[Figure record extracts]
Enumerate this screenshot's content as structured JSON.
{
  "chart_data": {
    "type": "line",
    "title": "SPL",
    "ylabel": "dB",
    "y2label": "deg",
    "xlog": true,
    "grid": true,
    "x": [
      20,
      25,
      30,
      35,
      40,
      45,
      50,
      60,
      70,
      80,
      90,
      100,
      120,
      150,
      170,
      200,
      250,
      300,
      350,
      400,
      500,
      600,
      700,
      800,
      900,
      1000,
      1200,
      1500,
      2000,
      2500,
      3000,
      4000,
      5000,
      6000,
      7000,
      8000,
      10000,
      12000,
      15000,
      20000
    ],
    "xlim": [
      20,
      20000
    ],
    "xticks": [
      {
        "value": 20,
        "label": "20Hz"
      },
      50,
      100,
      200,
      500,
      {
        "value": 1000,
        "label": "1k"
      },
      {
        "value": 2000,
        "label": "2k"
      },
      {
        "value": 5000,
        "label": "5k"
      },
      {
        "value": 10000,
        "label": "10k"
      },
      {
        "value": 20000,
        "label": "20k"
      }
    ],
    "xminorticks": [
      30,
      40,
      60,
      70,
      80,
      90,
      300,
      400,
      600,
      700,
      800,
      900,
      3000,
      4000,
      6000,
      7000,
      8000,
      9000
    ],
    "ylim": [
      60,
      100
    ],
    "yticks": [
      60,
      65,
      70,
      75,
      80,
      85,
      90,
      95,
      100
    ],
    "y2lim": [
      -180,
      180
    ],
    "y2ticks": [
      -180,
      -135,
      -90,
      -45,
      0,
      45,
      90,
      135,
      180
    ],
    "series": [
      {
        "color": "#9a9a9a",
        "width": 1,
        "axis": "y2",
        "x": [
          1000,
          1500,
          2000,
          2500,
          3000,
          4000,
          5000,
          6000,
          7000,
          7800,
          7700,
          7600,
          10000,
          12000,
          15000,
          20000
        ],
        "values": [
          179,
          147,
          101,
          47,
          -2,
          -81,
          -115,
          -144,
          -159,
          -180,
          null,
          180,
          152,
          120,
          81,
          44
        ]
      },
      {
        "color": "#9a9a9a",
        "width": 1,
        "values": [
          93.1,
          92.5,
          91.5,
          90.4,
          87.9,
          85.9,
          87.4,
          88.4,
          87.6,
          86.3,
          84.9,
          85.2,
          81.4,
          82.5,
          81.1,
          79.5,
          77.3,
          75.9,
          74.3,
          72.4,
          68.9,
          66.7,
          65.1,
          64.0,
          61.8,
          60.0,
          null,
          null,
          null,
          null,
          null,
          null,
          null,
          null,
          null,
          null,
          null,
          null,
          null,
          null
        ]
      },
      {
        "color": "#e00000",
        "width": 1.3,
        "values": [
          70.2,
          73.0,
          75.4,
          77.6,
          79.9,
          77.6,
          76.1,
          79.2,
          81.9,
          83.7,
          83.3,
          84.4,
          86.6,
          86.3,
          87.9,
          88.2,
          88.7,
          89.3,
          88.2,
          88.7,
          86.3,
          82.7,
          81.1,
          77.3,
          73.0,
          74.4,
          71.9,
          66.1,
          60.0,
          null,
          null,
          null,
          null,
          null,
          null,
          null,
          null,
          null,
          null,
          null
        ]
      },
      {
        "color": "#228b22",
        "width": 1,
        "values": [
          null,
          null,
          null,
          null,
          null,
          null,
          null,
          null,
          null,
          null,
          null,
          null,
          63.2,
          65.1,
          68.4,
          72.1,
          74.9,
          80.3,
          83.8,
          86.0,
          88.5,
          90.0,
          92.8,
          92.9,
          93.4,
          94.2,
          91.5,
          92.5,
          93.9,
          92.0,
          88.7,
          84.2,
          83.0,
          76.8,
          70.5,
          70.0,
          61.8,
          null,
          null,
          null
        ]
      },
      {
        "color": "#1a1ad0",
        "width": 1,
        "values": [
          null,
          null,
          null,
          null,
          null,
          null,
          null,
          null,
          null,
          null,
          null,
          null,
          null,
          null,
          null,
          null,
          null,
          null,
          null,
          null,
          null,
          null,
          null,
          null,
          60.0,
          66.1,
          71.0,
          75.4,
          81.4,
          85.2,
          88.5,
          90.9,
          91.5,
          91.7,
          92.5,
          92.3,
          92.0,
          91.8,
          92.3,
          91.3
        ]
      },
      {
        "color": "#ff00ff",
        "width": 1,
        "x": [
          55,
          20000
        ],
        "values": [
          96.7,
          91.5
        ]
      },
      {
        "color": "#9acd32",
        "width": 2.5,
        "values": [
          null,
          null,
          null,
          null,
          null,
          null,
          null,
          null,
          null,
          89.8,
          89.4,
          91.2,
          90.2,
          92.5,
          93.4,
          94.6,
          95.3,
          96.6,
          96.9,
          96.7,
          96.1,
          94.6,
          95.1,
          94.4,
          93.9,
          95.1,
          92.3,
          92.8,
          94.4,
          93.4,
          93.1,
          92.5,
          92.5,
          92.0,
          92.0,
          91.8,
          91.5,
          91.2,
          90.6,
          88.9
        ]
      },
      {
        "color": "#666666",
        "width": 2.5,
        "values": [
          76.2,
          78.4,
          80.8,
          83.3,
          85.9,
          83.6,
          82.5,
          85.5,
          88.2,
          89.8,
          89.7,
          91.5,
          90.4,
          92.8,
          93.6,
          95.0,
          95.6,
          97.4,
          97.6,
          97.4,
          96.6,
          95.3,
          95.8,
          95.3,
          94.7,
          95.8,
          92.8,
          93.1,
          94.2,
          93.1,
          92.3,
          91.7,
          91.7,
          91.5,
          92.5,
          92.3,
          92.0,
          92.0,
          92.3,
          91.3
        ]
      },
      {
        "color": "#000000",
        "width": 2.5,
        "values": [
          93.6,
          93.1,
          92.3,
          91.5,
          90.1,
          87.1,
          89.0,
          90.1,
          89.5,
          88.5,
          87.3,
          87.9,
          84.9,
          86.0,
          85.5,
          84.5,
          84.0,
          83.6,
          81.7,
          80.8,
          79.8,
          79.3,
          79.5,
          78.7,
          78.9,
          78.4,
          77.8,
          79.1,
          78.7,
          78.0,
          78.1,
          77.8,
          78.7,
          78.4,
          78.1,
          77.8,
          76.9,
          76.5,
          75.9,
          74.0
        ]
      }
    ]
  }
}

| Exercise objective |
Lines that hold the word "color" are the ones to return, every one of them.

| Exercise solution |
        "color": "#9a9a9a",
        "color": "#9a9a9a",
        "color": "#e00000",
        "color": "#228b22",
        "color": "#1a1ad0",
        "color": "#ff00ff",
        "color": "#9acd32",
        "color": "#666666",
        "color": "#000000",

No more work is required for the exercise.